Record extracts.
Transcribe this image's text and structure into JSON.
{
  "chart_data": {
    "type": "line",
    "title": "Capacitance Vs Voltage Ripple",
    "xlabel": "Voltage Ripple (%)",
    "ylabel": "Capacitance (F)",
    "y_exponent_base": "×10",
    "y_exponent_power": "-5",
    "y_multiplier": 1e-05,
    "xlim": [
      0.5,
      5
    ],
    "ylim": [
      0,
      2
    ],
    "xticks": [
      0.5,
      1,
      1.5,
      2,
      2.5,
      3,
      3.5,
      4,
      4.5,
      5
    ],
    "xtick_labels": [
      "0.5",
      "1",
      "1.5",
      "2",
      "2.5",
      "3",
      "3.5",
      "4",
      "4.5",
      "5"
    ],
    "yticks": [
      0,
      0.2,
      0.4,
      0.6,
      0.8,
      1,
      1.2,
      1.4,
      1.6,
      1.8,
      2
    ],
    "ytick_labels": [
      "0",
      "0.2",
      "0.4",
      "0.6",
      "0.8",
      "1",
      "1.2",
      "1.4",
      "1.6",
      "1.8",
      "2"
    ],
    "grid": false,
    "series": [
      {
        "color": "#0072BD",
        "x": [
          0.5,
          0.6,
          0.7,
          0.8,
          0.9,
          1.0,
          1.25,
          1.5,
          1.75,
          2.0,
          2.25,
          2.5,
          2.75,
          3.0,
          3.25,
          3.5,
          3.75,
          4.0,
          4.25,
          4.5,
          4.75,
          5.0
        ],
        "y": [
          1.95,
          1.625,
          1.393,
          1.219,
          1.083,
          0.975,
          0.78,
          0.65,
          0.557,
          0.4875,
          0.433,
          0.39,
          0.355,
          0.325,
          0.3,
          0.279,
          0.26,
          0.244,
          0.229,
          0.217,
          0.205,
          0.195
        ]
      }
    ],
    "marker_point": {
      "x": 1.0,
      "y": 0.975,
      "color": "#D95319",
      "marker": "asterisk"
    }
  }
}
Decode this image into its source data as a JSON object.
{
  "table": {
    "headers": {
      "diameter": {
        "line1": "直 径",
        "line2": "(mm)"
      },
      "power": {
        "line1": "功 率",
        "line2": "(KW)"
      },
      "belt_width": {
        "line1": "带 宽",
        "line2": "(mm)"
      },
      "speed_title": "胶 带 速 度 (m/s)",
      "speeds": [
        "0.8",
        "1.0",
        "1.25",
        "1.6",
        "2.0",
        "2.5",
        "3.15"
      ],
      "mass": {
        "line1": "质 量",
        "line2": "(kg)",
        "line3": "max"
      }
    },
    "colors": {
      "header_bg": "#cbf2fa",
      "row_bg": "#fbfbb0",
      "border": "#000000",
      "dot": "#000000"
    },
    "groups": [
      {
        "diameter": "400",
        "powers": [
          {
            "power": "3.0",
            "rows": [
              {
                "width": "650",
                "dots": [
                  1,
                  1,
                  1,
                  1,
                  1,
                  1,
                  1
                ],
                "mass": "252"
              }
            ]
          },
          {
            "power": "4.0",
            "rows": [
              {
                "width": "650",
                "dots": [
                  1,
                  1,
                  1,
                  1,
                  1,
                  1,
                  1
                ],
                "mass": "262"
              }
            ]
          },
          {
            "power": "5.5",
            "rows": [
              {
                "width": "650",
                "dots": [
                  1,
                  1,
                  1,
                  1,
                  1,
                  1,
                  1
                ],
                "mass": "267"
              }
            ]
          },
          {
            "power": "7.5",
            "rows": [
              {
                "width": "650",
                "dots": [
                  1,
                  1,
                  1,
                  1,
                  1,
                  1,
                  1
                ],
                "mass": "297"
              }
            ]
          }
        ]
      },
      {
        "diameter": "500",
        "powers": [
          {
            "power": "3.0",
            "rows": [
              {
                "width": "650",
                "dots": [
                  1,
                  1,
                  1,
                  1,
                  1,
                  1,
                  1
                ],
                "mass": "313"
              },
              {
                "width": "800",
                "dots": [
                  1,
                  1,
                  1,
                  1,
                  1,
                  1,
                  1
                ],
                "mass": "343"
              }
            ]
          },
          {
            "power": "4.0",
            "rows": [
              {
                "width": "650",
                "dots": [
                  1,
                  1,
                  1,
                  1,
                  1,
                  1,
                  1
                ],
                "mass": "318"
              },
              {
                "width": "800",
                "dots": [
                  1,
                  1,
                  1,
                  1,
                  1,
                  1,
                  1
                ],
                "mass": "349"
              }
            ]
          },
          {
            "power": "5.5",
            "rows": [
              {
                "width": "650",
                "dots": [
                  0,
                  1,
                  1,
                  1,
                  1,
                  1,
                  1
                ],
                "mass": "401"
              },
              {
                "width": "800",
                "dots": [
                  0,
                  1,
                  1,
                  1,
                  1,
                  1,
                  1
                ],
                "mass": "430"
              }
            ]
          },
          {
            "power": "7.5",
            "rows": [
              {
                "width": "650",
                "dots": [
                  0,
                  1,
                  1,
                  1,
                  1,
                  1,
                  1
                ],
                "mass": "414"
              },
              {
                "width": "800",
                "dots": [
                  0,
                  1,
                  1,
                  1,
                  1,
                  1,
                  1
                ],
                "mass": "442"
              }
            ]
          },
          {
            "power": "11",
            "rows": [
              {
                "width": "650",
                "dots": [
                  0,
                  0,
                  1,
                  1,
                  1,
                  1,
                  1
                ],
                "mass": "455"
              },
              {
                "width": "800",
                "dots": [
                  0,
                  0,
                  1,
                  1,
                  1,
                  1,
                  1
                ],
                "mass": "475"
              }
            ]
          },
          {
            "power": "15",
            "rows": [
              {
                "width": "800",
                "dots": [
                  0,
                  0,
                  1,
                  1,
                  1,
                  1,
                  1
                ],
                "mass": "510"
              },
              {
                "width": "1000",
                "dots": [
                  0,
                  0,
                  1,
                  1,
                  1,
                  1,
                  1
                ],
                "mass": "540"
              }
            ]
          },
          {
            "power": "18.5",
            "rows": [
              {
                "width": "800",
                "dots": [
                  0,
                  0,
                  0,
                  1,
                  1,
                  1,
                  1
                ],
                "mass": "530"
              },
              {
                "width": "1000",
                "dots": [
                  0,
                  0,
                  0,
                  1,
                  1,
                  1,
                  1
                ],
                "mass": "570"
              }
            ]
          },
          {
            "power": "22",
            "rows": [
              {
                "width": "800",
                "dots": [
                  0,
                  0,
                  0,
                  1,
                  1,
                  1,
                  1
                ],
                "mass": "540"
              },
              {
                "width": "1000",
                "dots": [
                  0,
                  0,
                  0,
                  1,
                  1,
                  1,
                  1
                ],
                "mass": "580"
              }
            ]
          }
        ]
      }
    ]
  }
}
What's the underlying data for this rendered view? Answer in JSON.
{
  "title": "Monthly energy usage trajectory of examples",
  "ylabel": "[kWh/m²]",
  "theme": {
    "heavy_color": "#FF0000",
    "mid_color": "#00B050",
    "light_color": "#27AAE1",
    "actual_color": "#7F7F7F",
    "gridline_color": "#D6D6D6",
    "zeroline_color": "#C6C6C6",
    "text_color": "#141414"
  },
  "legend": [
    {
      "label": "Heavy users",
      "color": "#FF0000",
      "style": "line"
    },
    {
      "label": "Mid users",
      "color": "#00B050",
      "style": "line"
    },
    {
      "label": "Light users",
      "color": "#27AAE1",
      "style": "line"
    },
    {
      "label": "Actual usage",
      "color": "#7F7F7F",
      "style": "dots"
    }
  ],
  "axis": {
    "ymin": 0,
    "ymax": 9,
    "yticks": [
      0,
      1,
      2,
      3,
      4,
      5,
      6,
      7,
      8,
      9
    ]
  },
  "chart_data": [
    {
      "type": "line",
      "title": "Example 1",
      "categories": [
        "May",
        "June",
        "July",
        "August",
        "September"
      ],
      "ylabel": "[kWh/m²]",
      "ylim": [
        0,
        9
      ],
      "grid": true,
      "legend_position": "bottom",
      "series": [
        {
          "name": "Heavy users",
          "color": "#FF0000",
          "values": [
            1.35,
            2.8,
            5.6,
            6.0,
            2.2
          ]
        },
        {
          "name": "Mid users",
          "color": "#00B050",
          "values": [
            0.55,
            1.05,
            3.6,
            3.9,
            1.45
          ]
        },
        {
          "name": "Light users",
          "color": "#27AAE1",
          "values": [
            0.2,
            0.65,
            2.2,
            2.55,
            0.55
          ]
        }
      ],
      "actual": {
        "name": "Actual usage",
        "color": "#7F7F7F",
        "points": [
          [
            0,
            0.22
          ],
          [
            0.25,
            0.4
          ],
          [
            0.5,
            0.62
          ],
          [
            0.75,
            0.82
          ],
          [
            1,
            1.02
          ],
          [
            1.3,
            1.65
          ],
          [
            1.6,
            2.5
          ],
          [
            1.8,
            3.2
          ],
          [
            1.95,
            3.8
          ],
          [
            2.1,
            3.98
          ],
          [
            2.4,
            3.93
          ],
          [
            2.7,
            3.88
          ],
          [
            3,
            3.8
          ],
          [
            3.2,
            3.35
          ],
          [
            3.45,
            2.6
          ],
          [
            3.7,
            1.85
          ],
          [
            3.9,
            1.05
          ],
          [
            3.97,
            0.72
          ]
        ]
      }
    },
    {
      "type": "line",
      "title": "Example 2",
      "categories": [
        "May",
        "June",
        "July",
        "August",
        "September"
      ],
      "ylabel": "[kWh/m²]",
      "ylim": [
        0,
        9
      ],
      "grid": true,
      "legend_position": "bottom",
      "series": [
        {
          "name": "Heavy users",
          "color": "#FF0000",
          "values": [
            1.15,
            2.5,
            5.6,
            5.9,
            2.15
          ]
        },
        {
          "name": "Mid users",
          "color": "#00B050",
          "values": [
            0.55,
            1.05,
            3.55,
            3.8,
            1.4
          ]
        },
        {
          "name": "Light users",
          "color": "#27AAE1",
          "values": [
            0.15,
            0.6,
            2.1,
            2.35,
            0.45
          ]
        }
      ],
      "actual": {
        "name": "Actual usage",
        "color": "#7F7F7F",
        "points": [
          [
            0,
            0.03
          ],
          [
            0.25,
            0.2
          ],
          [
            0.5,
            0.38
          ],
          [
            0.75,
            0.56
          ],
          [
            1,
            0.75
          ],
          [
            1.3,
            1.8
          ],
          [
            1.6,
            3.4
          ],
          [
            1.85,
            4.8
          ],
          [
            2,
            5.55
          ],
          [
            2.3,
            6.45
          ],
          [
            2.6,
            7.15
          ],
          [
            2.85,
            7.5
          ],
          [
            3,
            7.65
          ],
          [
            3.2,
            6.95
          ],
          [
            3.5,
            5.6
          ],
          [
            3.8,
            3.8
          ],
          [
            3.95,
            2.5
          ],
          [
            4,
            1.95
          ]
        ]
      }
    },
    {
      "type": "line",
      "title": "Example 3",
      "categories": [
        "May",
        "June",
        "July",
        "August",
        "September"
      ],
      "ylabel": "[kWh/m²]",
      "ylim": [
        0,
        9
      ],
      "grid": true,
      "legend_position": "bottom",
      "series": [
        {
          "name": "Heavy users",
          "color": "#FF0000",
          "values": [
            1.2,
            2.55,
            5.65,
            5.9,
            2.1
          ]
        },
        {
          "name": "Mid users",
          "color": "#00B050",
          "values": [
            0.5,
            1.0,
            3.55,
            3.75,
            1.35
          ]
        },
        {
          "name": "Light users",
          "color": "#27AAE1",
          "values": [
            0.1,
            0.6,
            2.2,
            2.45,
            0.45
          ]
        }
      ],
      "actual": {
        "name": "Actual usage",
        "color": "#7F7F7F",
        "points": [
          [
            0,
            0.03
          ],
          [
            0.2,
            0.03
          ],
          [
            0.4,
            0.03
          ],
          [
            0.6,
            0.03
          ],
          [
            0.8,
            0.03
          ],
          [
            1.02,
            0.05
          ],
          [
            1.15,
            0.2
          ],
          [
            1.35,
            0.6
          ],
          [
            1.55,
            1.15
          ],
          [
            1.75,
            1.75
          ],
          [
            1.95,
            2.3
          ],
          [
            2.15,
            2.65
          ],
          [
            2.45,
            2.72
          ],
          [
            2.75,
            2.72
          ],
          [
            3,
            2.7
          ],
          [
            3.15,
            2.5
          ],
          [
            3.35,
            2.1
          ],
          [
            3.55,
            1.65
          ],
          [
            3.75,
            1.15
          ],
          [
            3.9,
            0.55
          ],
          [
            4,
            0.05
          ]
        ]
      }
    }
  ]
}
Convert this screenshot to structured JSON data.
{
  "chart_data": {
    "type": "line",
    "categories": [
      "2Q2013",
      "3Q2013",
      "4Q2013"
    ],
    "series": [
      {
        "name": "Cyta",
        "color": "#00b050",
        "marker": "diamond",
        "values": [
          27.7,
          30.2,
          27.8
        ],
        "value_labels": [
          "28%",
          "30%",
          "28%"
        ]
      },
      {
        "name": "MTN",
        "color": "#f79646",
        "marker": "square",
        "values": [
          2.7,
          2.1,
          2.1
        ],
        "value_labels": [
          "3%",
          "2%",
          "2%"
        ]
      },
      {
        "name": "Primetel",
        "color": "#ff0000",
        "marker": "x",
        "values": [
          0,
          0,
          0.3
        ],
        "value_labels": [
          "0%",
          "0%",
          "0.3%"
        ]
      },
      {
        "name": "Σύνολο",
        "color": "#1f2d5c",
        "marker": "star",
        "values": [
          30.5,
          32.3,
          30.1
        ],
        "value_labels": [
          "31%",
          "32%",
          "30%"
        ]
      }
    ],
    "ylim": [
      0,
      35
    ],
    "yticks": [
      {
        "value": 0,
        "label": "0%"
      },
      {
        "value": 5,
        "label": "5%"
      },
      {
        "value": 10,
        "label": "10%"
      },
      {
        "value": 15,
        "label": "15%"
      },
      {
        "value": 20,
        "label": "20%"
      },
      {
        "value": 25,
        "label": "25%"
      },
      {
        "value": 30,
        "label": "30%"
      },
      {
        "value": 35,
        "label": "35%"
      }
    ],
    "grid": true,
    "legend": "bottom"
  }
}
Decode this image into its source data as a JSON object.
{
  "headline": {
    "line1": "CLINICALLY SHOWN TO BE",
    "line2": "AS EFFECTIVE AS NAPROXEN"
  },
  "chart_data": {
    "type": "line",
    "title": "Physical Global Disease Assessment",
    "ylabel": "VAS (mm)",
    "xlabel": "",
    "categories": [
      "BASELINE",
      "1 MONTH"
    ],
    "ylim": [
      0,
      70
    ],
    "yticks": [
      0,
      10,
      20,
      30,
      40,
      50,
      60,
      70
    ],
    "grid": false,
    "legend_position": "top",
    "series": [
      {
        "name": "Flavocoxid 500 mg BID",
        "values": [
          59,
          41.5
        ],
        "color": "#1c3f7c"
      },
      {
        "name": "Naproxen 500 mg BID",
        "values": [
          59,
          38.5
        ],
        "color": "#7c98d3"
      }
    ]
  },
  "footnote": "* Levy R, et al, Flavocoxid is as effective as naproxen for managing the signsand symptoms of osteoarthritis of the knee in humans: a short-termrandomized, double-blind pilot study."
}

The problem. Scan the records above, count the lines with "JSON" in them, and give only the number.

Correct output. 5